Write the count of lines that contain the word "Output" and nothing else.

+--

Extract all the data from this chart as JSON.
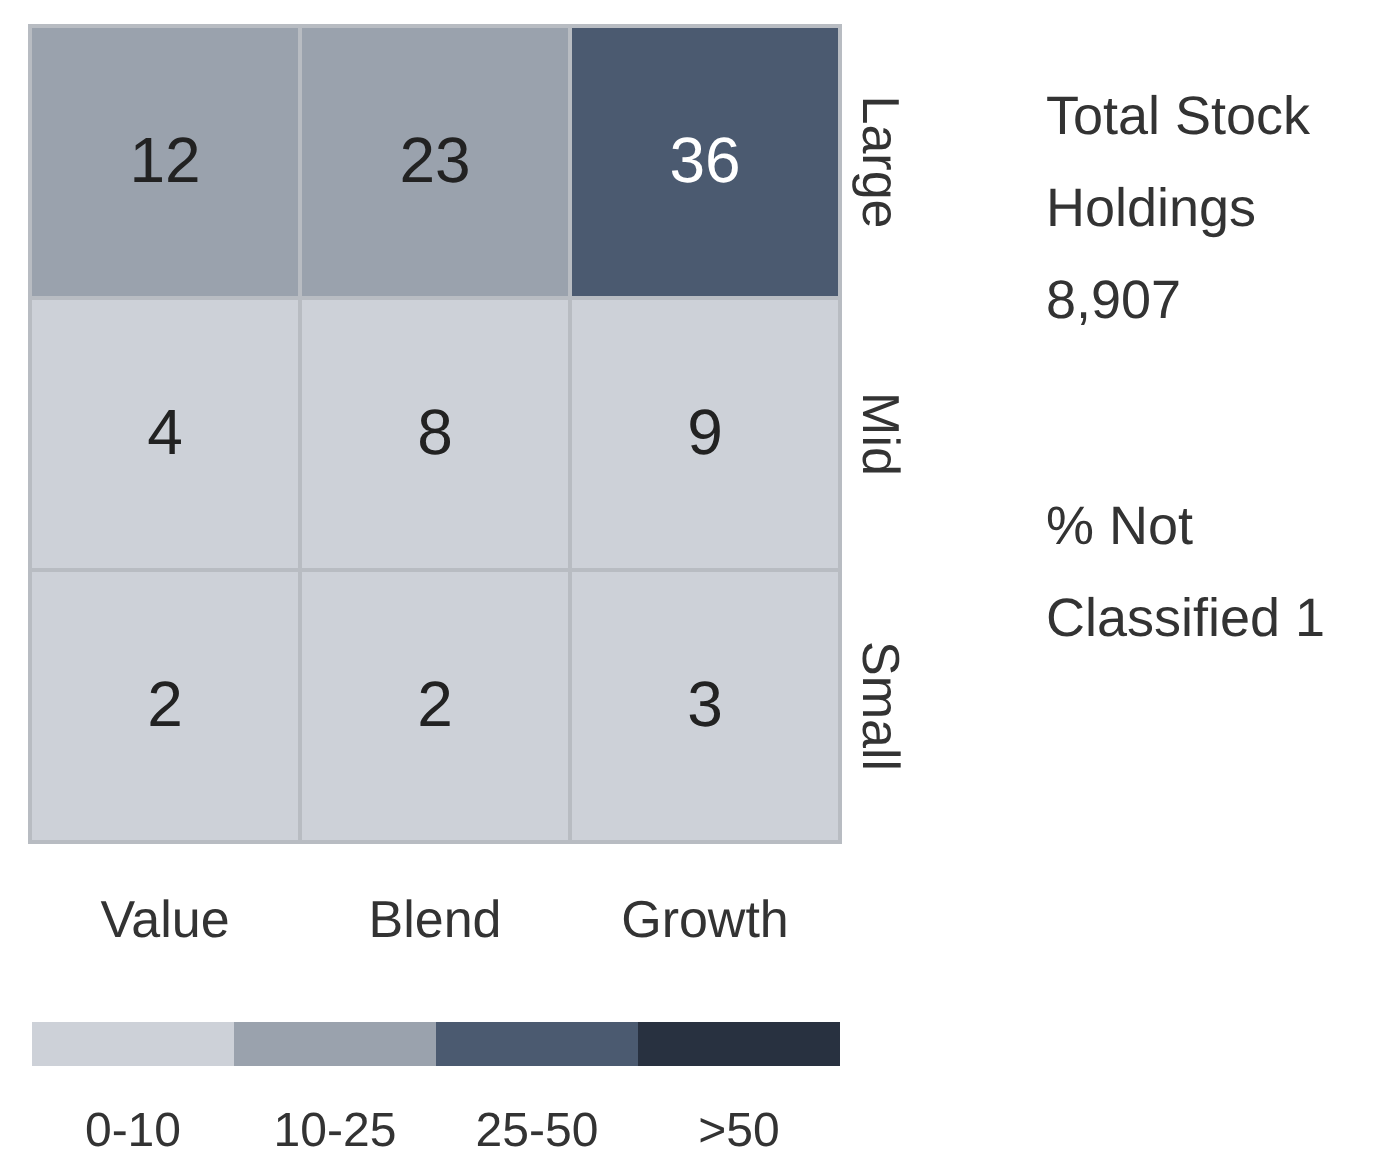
{
  "chart_data": {
    "type": "heatmap",
    "categories": [
      "Value",
      "Blend",
      "Growth"
    ],
    "y_categories": [
      "Large",
      "Mid",
      "Small"
    ],
    "cells": [
      [
        12,
        23,
        36
      ],
      [
        4,
        8,
        9
      ],
      [
        2,
        2,
        3
      ]
    ],
    "data_labels": true,
    "colors": [
      "#9aa2ad",
      "#9aa2ad",
      "#4b5a70",
      "#cdd1d8",
      "#cdd1d8",
      "#cdd1d8",
      "#cdd1d8",
      "#cdd1d8",
      "#cdd1d8"
    ],
    "annotations": [
      "Total Stock Holdings 8,907",
      "% Not Classified 1",
      "0-10",
      "10-25",
      "25-50",
      ">50"
    ]
  }
}
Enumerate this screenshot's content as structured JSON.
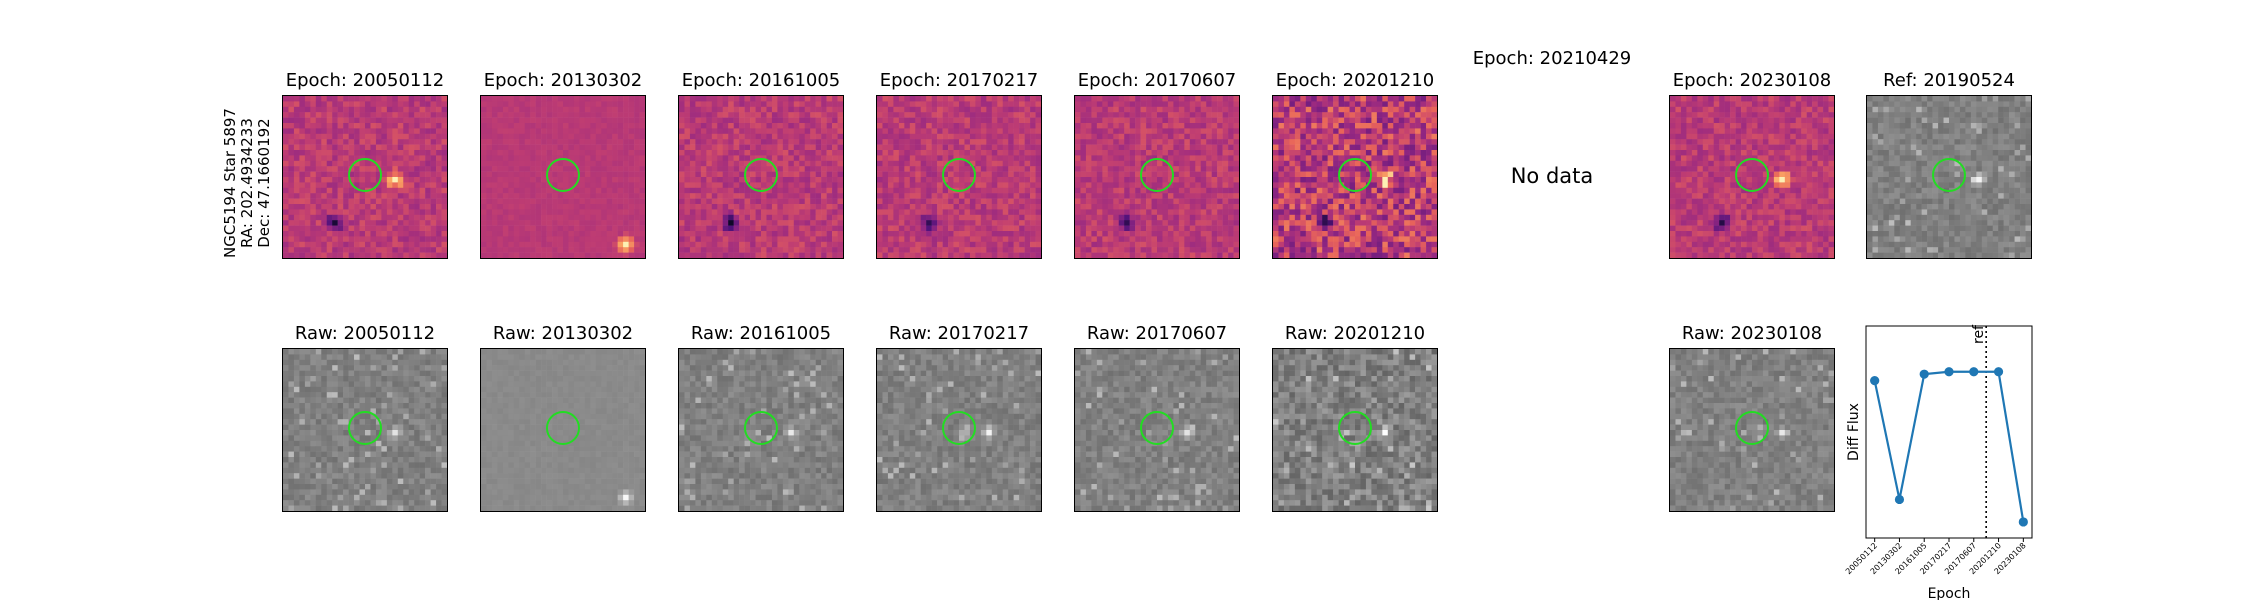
{
  "row_label": {
    "star": "NGC5194 Star 5897",
    "ra": "RA: 202.4934233",
    "dec": "Dec: 47.1660192"
  },
  "epochs": [
    {
      "title": "Epoch: 20050112",
      "raw_title": "Raw: 20050112",
      "has_data": true
    },
    {
      "title": "Epoch: 20130302",
      "raw_title": "Raw: 20130302",
      "has_data": true
    },
    {
      "title": "Epoch: 20161005",
      "raw_title": "Raw: 20161005",
      "has_data": true
    },
    {
      "title": "Epoch: 20170217",
      "raw_title": "Raw: 20170217",
      "has_data": true
    },
    {
      "title": "Epoch: 20170607",
      "raw_title": "Raw: 20170607",
      "has_data": true
    },
    {
      "title": "Epoch: 20201210",
      "raw_title": "Raw: 20201210",
      "has_data": true
    },
    {
      "title": "Epoch: 20210429",
      "raw_title": "",
      "has_data": false,
      "no_data_text": "No data"
    },
    {
      "title": "Epoch: 20230108",
      "raw_title": "Raw: 20230108",
      "has_data": true
    }
  ],
  "reference": {
    "title": "Ref: 20190524"
  },
  "colors": {
    "marker_ring": "#22dd22",
    "series": "#1f77b4"
  },
  "chart_data": {
    "type": "line",
    "title": "",
    "xlabel": "Epoch",
    "ylabel": "Diff Flux",
    "categories": [
      "20050112",
      "20130302",
      "20161005",
      "20170217",
      "20170607",
      "20201210",
      "20230108"
    ],
    "series": [
      {
        "values": [
          0.86,
          0.12,
          0.9,
          0.915,
          0.915,
          0.915,
          -0.02
        ]
      }
    ],
    "ylim": [
      -0.12,
      1.2
    ],
    "reference_line": {
      "position": 4.5,
      "label": "ref",
      "style": "dotted"
    },
    "grid": false,
    "legend": "none"
  }
}
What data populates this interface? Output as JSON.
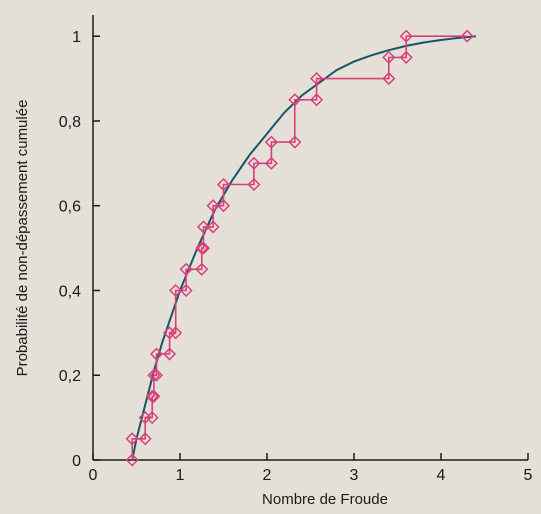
{
  "chart_data": {
    "type": "line",
    "title": "",
    "xlabel": "Nombre de Froude",
    "ylabel": "Probabilité de non-dépassement cumulée",
    "xlim": [
      0,
      5
    ],
    "ylim": [
      0,
      1.05
    ],
    "x_ticks": [
      0,
      1,
      2,
      3,
      4,
      5
    ],
    "x_tick_labels": [
      "0",
      "1",
      "2",
      "3",
      "4",
      "5"
    ],
    "y_ticks": [
      0,
      0.2,
      0.4,
      0.6,
      0.8,
      1
    ],
    "y_tick_labels": [
      "0",
      "0,2",
      "0,4",
      "0,6",
      "0,8",
      "1"
    ],
    "grid": false,
    "legend": "none",
    "colors": {
      "background": "#e4e0d7",
      "empirical": "#d9407a",
      "fitted": "#17556b",
      "axis": "#1a1a1a"
    },
    "series": [
      {
        "kind": "empirical-step",
        "marker": "diamond",
        "color": "#d9407a",
        "points": [
          {
            "x": 0.45,
            "y": 0.0
          },
          {
            "x": 0.45,
            "y": 0.05
          },
          {
            "x": 0.6,
            "y": 0.05
          },
          {
            "x": 0.6,
            "y": 0.1
          },
          {
            "x": 0.68,
            "y": 0.1
          },
          {
            "x": 0.68,
            "y": 0.15
          },
          {
            "x": 0.7,
            "y": 0.15
          },
          {
            "x": 0.7,
            "y": 0.2
          },
          {
            "x": 0.73,
            "y": 0.2
          },
          {
            "x": 0.73,
            "y": 0.25
          },
          {
            "x": 0.88,
            "y": 0.25
          },
          {
            "x": 0.88,
            "y": 0.3
          },
          {
            "x": 0.95,
            "y": 0.3
          },
          {
            "x": 0.95,
            "y": 0.4
          },
          {
            "x": 1.07,
            "y": 0.4
          },
          {
            "x": 1.07,
            "y": 0.45
          },
          {
            "x": 1.25,
            "y": 0.45
          },
          {
            "x": 1.25,
            "y": 0.5
          },
          {
            "x": 1.27,
            "y": 0.5
          },
          {
            "x": 1.27,
            "y": 0.55
          },
          {
            "x": 1.38,
            "y": 0.55
          },
          {
            "x": 1.38,
            "y": 0.6
          },
          {
            "x": 1.5,
            "y": 0.6
          },
          {
            "x": 1.5,
            "y": 0.65
          },
          {
            "x": 1.85,
            "y": 0.65
          },
          {
            "x": 1.85,
            "y": 0.7
          },
          {
            "x": 2.05,
            "y": 0.7
          },
          {
            "x": 2.05,
            "y": 0.75
          },
          {
            "x": 2.32,
            "y": 0.75
          },
          {
            "x": 2.32,
            "y": 0.85
          },
          {
            "x": 2.57,
            "y": 0.85
          },
          {
            "x": 2.57,
            "y": 0.9
          },
          {
            "x": 3.4,
            "y": 0.9
          },
          {
            "x": 3.4,
            "y": 0.95
          },
          {
            "x": 3.6,
            "y": 0.95
          },
          {
            "x": 3.6,
            "y": 1.0
          },
          {
            "x": 4.3,
            "y": 1.0
          }
        ]
      },
      {
        "kind": "fitted-curve",
        "color": "#17556b",
        "x": [
          0.45,
          0.5,
          0.6,
          0.7,
          0.8,
          0.9,
          1.0,
          1.2,
          1.4,
          1.6,
          1.8,
          2.0,
          2.2,
          2.4,
          2.6,
          2.8,
          3.0,
          3.2,
          3.4,
          3.6,
          3.8,
          4.0,
          4.2,
          4.4
        ],
        "y": [
          0.0,
          0.05,
          0.13,
          0.21,
          0.28,
          0.34,
          0.4,
          0.5,
          0.59,
          0.66,
          0.72,
          0.77,
          0.82,
          0.86,
          0.89,
          0.92,
          0.94,
          0.955,
          0.967,
          0.977,
          0.985,
          0.991,
          0.996,
          1.0
        ]
      }
    ]
  }
}
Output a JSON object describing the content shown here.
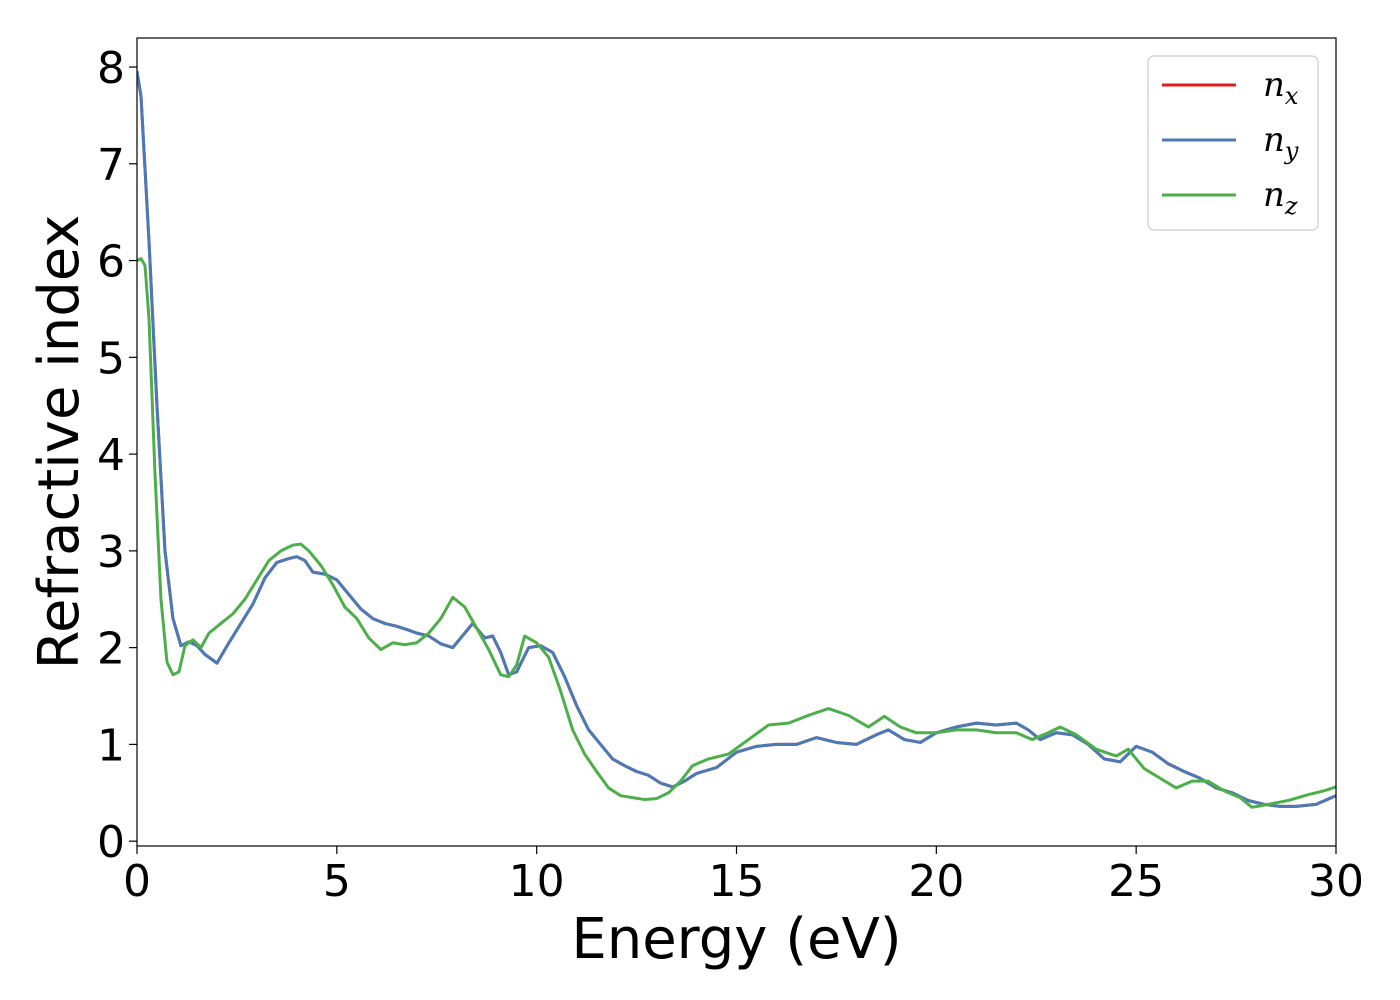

+--

_Solution for this exercise_: 2